» The request
Please output the lines shown below exactly as they appear.

(Data records)
+ + + + +
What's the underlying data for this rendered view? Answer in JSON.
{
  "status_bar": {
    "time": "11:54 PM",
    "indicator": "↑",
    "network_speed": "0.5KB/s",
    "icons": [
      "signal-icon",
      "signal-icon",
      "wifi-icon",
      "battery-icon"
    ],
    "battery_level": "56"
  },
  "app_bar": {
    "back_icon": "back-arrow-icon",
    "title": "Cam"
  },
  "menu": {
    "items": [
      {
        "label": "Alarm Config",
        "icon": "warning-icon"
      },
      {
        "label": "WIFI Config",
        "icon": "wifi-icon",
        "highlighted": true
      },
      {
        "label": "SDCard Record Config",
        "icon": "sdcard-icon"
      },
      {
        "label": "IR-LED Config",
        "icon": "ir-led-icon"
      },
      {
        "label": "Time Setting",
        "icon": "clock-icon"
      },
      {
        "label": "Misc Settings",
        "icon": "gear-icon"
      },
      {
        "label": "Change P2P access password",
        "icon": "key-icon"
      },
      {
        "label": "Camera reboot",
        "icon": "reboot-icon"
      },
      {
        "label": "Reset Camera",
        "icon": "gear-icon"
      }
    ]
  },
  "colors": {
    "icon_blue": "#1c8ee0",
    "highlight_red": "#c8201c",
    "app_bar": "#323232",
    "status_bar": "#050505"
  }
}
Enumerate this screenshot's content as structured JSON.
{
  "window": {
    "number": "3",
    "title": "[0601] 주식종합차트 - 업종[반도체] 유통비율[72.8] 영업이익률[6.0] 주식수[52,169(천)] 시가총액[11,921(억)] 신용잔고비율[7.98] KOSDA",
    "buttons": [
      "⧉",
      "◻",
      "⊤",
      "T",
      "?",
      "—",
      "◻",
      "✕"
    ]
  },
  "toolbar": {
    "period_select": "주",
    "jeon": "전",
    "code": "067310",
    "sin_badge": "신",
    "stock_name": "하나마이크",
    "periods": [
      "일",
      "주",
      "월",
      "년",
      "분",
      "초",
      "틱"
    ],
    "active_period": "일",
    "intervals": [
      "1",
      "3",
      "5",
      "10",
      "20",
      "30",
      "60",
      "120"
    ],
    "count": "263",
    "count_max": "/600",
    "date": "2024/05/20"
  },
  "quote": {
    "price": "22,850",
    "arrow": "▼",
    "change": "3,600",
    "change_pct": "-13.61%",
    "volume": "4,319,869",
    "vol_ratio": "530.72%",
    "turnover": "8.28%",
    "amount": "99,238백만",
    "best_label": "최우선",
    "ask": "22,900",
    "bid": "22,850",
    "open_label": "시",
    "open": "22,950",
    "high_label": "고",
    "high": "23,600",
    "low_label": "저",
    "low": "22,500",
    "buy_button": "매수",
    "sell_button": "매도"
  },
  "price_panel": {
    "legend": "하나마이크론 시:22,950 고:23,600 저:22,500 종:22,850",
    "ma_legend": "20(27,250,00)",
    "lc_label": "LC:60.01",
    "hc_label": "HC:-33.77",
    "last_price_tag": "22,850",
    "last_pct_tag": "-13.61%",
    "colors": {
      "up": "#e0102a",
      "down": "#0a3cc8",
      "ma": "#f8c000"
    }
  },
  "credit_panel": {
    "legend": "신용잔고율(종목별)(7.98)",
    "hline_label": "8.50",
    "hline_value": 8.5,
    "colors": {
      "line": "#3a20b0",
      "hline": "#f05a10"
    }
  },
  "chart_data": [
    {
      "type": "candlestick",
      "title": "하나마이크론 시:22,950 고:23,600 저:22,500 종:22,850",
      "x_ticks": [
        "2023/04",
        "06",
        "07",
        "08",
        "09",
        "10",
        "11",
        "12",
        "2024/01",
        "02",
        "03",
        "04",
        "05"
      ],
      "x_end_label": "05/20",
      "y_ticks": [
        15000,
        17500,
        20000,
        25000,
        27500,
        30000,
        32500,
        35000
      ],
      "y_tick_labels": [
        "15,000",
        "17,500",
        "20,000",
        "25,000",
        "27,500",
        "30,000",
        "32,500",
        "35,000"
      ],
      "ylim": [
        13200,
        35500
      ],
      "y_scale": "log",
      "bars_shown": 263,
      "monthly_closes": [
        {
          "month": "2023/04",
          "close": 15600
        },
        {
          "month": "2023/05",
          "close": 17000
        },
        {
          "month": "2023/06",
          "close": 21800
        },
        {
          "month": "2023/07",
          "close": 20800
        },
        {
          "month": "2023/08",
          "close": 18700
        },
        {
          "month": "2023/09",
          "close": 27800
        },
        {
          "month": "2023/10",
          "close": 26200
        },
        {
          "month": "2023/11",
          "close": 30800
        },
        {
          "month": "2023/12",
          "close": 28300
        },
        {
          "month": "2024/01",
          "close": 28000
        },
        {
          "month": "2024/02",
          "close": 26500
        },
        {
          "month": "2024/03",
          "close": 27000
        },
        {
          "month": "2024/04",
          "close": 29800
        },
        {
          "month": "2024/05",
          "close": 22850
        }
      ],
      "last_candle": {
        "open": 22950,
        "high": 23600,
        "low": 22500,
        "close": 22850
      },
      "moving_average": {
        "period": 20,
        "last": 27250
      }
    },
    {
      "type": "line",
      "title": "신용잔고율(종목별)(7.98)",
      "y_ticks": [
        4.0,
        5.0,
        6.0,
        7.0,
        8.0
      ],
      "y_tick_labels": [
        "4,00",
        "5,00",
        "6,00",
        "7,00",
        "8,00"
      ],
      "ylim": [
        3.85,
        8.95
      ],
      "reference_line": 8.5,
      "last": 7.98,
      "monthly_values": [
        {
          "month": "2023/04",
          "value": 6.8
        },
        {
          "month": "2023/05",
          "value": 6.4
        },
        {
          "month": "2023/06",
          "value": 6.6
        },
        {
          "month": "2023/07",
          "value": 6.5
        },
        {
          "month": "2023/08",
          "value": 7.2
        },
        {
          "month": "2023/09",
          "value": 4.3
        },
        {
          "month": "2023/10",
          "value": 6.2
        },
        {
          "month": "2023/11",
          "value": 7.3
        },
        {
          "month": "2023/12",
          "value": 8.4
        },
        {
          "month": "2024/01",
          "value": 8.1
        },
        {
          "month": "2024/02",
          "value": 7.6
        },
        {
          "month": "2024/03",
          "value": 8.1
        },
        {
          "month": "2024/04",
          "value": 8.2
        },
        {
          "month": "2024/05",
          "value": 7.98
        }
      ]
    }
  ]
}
+ + + + +
» Solution
What's the underlying data for this rendered view? Answer in JSON.
{
  "status_bar": {
    "time": "11:54 PM",
    "indicator": "↑",
    "network_speed": "0.5KB/s",
    "icons": [
      "signal-icon",
      "signal-icon",
      "wifi-icon",
      "battery-icon"
    ],
    "battery_level": "56"
  },
  "app_bar": {
    "back_icon": "back-arrow-icon",
    "title": "Cam"
  },
  "menu": {
    "items": [
      {
        "label": "Alarm Config",
        "icon": "warning-icon"
      },
      {
        "label": "WIFI Config",
        "icon": "wifi-icon",
        "highlighted": true
      },
      {
        "label": "SDCard Record Config",
        "icon": "sdcard-icon"
      },
      {
        "label": "IR-LED Config",
        "icon": "ir-led-icon"
      },
      {
        "label": "Time Setting",
        "icon": "clock-icon"
      },
      {
        "label": "Misc Settings",
        "icon": "gear-icon"
      },
      {
        "label": "Change P2P access password",
        "icon": "key-icon"
      },
      {
        "label": "Camera reboot",
        "icon": "reboot-icon"
      },
      {
        "label": "Reset Camera",
        "icon": "gear-icon"
      }
    ]
  },
  "colors": {
    "icon_blue": "#1c8ee0",
    "highlight_red": "#c8201c",
    "app_bar": "#323232",
    "status_bar": "#050505"
  }
}
Enumerate this screenshot's content as structured JSON.
{
  "window": {
    "number": "3",
    "title": "[0601] 주식종합차트 - 업종[반도체] 유통비율[72.8] 영업이익률[6.0] 주식수[52,169(천)] 시가총액[11,921(억)] 신용잔고비율[7.98] KOSDA",
    "buttons": [
      "⧉",
      "◻",
      "⊤",
      "T",
      "?",
      "—",
      "◻",
      "✕"
    ]
  },
  "toolbar": {
    "period_select": "주",
    "jeon": "전",
    "code": "067310",
    "sin_badge": "신",
    "stock_name": "하나마이크",
    "periods": [
      "일",
      "주",
      "월",
      "년",
      "분",
      "초",
      "틱"
    ],
    "active_period": "일",
    "intervals": [
      "1",
      "3",
      "5",
      "10",
      "20",
      "30",
      "60",
      "120"
    ],
    "count": "263",
    "count_max": "/600",
    "date": "2024/05/20"
  },
  "quote": {
    "price": "22,850",
    "arrow": "▼",
    "change": "3,600",
    "change_pct": "-13.61%",
    "volume": "4,319,869",
    "vol_ratio": "530.72%",
    "turnover": "8.28%",
    "amount": "99,238백만",
    "best_label": "최우선",
    "ask": "22,900",
    "bid": "22,850",
    "open_label": "시",
    "open": "22,950",
    "high_label": "고",
    "high": "23,600",
    "low_label": "저",
    "low": "22,500",
    "buy_button": "매수",
    "sell_button": "매도"
  },
  "price_panel": {
    "legend": "하나마이크론 시:22,950 고:23,600 저:22,500 종:22,850",
    "ma_legend": "20(27,250,00)",
    "lc_label": "LC:60.01",
    "hc_label": "HC:-33.77",
    "last_price_tag": "22,850",
    "last_pct_tag": "-13.61%",
    "colors": {
      "up": "#e0102a",
      "down": "#0a3cc8",
      "ma": "#f8c000"
    }
  },
  "credit_panel": {
    "legend": "신용잔고율(종목별)(7.98)",
    "hline_label": "8.50",
    "hline_value": 8.5,
    "colors": {
      "line": "#3a20b0",
      "hline": "#f05a10"
    }
  },
  "chart_data": [
    {
      "type": "candlestick",
      "title": "하나마이크론 시:22,950 고:23,600 저:22,500 종:22,850",
      "x_ticks": [
        "2023/04",
        "06",
        "07",
        "08",
        "09",
        "10",
        "11",
        "12",
        "2024/01",
        "02",
        "03",
        "04",
        "05"
      ],
      "x_end_label": "05/20",
      "y_ticks": [
        15000,
        17500,
        20000,
        25000,
        27500,
        30000,
        32500,
        35000
      ],
      "y_tick_labels": [
        "15,000",
        "17,500",
        "20,000",
        "25,000",
        "27,500",
        "30,000",
        "32,500",
        "35,000"
      ],
      "ylim": [
        13200,
        35500
      ],
      "y_scale": "log",
      "bars_shown": 263,
      "monthly_closes": [
        {
          "month": "2023/04",
          "close": 15600
        },
        {
          "month": "2023/05",
          "close": 17000
        },
        {
          "month": "2023/06",
          "close": 21800
        },
        {
          "month": "2023/07",
          "close": 20800
        },
        {
          "month": "2023/08",
          "close": 18700
        },
        {
          "month": "2023/09",
          "close": 27800
        },
        {
          "month": "2023/10",
          "close": 26200
        },
        {
          "month": "2023/11",
          "close": 30800
        },
        {
          "month": "2023/12",
          "close": 28300
        },
        {
          "month": "2024/01",
          "close": 28000
        },
        {
          "month": "2024/02",
          "close": 26500
        },
        {
          "month": "2024/03",
          "close": 27000
        },
        {
          "month": "2024/04",
          "close": 29800
        },
        {
          "month": "2024/05",
          "close": 22850
        }
      ],
      "last_candle": {
        "open": 22950,
        "high": 23600,
        "low": 22500,
        "close": 22850
      },
      "moving_average": {
        "period": 20,
        "last": 27250
      }
    },
    {
      "type": "line",
      "title": "신용잔고율(종목별)(7.98)",
      "y_ticks": [
        4.0,
        5.0,
        6.0,
        7.0,
        8.0
      ],
      "y_tick_labels": [
        "4,00",
        "5,00",
        "6,00",
        "7,00",
        "8,00"
      ],
      "ylim": [
        3.85,
        8.95
      ],
      "reference_line": 8.5,
      "last": 7.98,
      "monthly_values": [
        {
          "month": "2023/04",
          "value": 6.8
        },
        {
          "month": "2023/05",
          "value": 6.4
        },
        {
          "month": "2023/06",
          "value": 6.6
        },
        {
          "month": "2023/07",
          "value": 6.5
        },
        {
          "month": "2023/08",
          "value": 7.2
        },
        {
          "month": "2023/09",
          "value": 4.3
        },
        {
          "month": "2023/10",
          "value": 6.2
        },
        {
          "month": "2023/11",
          "value": 7.3
        },
        {
          "month": "2023/12",
          "value": 8.4
        },
        {
          "month": "2024/01",
          "value": 8.1
        },
        {
          "month": "2024/02",
          "value": 7.6
        },
        {
          "month": "2024/03",
          "value": 8.1
        },
        {
          "month": "2024/04",
          "value": 8.2
        },
        {
          "month": "2024/05",
          "value": 7.98
        }
      ]
    }
  ]
}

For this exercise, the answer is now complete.